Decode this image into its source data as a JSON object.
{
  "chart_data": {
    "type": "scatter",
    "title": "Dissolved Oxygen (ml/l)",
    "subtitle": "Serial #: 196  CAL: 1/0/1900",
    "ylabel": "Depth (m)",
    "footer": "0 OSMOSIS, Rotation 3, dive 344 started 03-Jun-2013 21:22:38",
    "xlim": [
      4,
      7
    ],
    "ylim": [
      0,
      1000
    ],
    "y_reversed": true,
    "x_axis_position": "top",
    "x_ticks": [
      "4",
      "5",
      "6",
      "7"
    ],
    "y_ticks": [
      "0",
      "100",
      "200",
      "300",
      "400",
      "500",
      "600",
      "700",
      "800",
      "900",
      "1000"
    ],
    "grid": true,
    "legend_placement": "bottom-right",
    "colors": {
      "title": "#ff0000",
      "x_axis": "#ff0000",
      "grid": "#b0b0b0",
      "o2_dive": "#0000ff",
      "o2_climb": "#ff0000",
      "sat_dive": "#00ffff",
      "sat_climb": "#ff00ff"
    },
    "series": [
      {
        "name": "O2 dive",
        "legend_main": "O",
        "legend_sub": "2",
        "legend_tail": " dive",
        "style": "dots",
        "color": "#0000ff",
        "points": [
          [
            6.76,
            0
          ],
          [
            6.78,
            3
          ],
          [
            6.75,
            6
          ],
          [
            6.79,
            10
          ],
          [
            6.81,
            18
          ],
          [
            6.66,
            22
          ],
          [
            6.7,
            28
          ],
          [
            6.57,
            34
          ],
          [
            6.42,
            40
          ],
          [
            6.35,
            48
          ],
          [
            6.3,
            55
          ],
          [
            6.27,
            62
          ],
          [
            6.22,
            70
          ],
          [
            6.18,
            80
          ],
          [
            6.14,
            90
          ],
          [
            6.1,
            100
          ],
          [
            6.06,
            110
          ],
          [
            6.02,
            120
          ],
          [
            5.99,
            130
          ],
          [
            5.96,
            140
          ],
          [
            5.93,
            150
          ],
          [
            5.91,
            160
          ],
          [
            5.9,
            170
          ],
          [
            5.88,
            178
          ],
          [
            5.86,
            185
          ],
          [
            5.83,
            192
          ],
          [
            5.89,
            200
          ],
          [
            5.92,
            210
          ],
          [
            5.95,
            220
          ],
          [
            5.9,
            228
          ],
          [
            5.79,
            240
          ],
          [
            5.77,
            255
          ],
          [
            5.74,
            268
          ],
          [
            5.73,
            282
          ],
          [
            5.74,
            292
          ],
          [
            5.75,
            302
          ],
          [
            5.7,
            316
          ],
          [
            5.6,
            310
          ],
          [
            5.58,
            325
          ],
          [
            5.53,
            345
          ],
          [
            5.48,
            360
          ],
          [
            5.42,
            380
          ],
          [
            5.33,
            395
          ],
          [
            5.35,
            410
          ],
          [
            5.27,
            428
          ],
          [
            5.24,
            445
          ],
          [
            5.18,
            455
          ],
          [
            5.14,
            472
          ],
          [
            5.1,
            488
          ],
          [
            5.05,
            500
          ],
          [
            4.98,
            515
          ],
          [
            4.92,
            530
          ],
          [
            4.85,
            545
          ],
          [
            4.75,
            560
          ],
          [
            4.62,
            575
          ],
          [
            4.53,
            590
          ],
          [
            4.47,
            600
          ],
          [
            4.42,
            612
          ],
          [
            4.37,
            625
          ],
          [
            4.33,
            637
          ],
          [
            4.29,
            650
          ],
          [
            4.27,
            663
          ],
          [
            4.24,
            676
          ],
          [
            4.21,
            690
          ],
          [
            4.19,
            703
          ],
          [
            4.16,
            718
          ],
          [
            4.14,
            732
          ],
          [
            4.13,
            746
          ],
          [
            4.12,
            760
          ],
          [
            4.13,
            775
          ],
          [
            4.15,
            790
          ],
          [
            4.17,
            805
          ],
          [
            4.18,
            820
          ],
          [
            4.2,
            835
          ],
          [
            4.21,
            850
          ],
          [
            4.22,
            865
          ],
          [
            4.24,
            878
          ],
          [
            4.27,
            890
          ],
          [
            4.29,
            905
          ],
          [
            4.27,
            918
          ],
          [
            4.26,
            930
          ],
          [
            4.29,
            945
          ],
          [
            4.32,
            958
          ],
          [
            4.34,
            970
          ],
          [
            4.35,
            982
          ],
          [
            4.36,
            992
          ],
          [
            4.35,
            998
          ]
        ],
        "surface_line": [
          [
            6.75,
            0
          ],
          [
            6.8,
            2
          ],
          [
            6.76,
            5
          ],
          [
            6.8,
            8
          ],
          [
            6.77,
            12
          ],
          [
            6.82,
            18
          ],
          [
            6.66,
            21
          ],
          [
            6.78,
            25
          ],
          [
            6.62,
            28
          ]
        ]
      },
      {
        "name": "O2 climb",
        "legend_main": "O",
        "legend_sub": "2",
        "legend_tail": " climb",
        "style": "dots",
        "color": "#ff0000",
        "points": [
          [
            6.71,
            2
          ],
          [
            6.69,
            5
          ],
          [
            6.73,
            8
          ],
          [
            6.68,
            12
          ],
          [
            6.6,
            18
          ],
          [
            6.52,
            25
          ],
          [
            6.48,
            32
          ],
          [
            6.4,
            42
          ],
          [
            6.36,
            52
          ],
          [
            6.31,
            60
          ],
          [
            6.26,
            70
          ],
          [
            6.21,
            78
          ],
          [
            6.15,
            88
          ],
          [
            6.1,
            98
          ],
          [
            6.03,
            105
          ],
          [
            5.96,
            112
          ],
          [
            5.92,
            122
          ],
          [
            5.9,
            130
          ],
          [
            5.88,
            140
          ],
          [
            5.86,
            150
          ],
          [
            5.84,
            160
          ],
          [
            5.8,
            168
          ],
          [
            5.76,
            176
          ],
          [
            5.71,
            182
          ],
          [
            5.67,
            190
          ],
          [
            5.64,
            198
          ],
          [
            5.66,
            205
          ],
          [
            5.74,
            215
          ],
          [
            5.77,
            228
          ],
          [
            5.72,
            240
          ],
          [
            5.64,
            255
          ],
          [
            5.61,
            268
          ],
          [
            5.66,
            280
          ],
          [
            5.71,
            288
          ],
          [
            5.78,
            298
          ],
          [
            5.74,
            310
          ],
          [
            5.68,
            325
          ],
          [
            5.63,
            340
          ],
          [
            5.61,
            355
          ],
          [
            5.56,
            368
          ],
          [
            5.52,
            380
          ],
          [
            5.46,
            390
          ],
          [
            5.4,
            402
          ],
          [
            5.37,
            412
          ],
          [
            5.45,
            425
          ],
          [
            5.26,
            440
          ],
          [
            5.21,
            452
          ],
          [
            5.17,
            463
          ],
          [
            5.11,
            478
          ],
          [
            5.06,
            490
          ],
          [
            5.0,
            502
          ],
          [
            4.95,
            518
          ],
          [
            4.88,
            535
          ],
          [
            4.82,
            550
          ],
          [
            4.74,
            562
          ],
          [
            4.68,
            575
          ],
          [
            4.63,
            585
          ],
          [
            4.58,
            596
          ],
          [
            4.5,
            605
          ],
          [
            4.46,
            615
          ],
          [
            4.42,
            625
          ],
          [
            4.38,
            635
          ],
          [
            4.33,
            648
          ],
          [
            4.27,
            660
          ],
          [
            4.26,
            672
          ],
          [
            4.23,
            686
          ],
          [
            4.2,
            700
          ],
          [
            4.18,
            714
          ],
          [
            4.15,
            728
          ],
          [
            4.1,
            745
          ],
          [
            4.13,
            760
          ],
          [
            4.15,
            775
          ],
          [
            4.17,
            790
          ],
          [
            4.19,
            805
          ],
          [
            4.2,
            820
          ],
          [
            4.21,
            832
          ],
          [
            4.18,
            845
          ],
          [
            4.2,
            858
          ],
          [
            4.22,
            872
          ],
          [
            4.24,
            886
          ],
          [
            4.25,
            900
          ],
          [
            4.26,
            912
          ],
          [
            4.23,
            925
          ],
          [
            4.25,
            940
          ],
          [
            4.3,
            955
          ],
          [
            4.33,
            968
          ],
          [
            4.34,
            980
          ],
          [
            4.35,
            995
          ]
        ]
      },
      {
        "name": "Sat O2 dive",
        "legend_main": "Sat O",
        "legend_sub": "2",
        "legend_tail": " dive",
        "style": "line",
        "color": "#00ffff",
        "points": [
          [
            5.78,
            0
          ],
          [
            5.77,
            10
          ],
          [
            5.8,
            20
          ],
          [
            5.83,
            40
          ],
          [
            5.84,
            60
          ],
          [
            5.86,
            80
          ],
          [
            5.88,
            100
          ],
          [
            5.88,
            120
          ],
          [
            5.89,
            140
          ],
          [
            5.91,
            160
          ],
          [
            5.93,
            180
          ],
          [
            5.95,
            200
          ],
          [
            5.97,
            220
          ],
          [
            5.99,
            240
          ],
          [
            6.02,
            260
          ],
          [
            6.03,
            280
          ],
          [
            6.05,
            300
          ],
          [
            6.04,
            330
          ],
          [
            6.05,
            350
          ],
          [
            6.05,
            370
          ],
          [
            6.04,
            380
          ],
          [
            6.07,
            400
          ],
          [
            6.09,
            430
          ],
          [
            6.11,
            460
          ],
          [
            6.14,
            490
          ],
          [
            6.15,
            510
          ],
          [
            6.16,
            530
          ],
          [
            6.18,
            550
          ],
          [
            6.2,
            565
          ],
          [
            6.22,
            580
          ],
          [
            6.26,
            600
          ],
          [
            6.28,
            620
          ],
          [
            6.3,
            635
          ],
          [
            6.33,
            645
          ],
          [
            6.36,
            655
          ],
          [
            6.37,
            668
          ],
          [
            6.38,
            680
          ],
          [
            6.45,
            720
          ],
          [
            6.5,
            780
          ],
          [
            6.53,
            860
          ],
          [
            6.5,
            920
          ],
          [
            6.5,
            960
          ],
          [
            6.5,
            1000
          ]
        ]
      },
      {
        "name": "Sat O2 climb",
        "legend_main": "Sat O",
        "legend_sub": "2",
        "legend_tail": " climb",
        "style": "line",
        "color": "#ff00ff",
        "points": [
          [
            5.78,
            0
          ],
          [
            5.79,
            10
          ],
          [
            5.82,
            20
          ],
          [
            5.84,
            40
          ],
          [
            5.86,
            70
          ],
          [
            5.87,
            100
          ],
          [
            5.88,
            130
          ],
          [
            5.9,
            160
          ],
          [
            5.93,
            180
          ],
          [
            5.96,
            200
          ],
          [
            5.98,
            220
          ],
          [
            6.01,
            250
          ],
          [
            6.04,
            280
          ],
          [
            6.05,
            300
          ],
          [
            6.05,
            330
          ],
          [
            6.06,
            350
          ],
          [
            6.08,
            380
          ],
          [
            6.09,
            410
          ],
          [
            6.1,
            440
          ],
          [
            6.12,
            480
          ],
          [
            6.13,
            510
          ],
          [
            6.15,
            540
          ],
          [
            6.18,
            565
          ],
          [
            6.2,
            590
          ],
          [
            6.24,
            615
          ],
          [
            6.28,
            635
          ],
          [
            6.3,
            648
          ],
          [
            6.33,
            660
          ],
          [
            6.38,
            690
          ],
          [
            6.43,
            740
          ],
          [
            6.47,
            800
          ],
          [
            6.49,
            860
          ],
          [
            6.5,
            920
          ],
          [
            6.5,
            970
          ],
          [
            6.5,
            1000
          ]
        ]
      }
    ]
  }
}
* * *
**Problem statement**
Select and copy every line of the listing with the word "name".

**Full response**
        "name": "O2 dive",
        "name": "O2 climb",
        "name": "Sat O2 dive",
        "name": "Sat O2 climb",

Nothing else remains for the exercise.